◆ Annotated element listings:
::::
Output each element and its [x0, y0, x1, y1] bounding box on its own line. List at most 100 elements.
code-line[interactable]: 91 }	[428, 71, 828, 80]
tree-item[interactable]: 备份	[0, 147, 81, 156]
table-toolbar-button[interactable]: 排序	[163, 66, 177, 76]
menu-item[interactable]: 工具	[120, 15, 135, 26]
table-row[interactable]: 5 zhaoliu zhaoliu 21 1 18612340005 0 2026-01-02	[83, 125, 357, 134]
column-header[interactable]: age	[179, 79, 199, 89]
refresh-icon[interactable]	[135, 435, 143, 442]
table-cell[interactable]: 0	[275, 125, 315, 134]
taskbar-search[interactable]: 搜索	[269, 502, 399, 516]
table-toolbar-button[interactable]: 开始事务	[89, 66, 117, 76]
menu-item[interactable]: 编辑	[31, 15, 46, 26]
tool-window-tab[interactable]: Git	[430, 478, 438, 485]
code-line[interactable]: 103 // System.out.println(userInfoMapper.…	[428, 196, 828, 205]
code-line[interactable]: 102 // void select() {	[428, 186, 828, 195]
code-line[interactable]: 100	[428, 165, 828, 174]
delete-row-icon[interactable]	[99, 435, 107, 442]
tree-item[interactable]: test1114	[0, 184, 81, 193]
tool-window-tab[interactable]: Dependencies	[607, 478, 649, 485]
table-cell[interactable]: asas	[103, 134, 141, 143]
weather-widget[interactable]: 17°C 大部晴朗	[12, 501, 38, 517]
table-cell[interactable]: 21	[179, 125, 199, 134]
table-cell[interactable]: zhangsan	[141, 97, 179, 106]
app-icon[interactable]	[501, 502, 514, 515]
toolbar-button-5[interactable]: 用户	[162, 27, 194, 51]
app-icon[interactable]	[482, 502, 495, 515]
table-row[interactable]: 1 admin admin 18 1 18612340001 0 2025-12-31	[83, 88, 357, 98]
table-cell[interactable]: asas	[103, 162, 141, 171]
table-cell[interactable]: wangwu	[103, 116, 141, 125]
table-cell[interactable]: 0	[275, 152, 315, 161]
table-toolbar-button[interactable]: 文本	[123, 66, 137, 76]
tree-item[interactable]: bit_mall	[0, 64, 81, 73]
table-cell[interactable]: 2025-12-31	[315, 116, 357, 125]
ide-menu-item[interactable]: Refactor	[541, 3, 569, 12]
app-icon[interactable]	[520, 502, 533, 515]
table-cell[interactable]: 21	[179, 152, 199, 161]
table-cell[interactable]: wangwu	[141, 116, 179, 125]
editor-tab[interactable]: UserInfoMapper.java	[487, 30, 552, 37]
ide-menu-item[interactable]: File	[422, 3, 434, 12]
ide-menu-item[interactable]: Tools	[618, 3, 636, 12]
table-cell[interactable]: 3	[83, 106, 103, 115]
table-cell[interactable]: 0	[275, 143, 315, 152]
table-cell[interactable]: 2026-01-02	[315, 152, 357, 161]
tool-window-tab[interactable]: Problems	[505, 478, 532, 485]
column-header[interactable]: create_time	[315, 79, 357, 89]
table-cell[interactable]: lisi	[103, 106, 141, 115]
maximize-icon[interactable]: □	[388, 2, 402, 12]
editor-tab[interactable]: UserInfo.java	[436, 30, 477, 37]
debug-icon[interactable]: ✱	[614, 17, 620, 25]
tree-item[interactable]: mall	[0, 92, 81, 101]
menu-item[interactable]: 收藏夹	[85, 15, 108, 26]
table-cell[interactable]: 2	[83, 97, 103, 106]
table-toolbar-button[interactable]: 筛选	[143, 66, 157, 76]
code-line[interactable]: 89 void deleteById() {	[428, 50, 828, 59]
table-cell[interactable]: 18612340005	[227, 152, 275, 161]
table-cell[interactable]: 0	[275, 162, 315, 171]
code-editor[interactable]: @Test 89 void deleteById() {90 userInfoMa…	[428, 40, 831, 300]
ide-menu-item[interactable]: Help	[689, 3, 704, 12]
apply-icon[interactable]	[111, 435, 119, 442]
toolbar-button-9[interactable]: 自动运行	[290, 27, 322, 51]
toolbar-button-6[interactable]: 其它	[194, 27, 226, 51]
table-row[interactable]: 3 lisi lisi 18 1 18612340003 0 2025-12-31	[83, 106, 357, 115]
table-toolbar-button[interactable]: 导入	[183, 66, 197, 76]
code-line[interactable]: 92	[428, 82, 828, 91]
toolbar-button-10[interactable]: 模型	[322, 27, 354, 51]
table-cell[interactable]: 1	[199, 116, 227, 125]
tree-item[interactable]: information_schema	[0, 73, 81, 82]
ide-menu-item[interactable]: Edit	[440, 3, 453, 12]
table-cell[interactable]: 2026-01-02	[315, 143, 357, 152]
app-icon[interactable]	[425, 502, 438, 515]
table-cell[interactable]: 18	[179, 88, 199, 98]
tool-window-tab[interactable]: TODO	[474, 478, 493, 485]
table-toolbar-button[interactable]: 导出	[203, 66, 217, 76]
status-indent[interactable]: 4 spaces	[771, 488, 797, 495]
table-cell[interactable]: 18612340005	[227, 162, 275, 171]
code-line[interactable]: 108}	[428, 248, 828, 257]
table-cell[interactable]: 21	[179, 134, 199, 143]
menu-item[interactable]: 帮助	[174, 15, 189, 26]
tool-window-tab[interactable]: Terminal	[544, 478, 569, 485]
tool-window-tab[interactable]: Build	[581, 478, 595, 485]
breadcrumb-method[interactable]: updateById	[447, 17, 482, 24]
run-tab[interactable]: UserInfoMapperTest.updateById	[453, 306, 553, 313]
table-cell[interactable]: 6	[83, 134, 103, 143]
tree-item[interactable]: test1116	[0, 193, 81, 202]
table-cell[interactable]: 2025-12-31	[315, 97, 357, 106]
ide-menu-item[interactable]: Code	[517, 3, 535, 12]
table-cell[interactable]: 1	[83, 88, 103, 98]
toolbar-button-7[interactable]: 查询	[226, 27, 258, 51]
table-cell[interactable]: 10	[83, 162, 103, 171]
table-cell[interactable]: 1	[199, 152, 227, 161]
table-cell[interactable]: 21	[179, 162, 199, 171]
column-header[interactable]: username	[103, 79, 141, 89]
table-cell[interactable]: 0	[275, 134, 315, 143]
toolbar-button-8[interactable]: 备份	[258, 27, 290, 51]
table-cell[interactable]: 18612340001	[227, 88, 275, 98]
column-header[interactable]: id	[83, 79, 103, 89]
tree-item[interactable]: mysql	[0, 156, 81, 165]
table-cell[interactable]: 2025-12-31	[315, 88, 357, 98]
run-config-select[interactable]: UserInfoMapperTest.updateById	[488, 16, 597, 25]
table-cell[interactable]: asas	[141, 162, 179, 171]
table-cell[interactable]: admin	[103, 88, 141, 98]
::::
◆ AIM OF THE EXERCISE: Copy out the rows from their very beginning through the line containing "15, 135, 26]", including both the first line and that one.

◆ IN RESPONSE:
Output each element and its [x0, y0, x1, y1] bounding box on its own line. List at most 100 elements.
code-line[interactable]: 91 }	[428, 71, 828, 80]
tree-item[interactable]: 备份	[0, 147, 81, 156]
table-toolbar-button[interactable]: 排序	[163, 66, 177, 76]
menu-item[interactable]: 工具	[120, 15, 135, 26]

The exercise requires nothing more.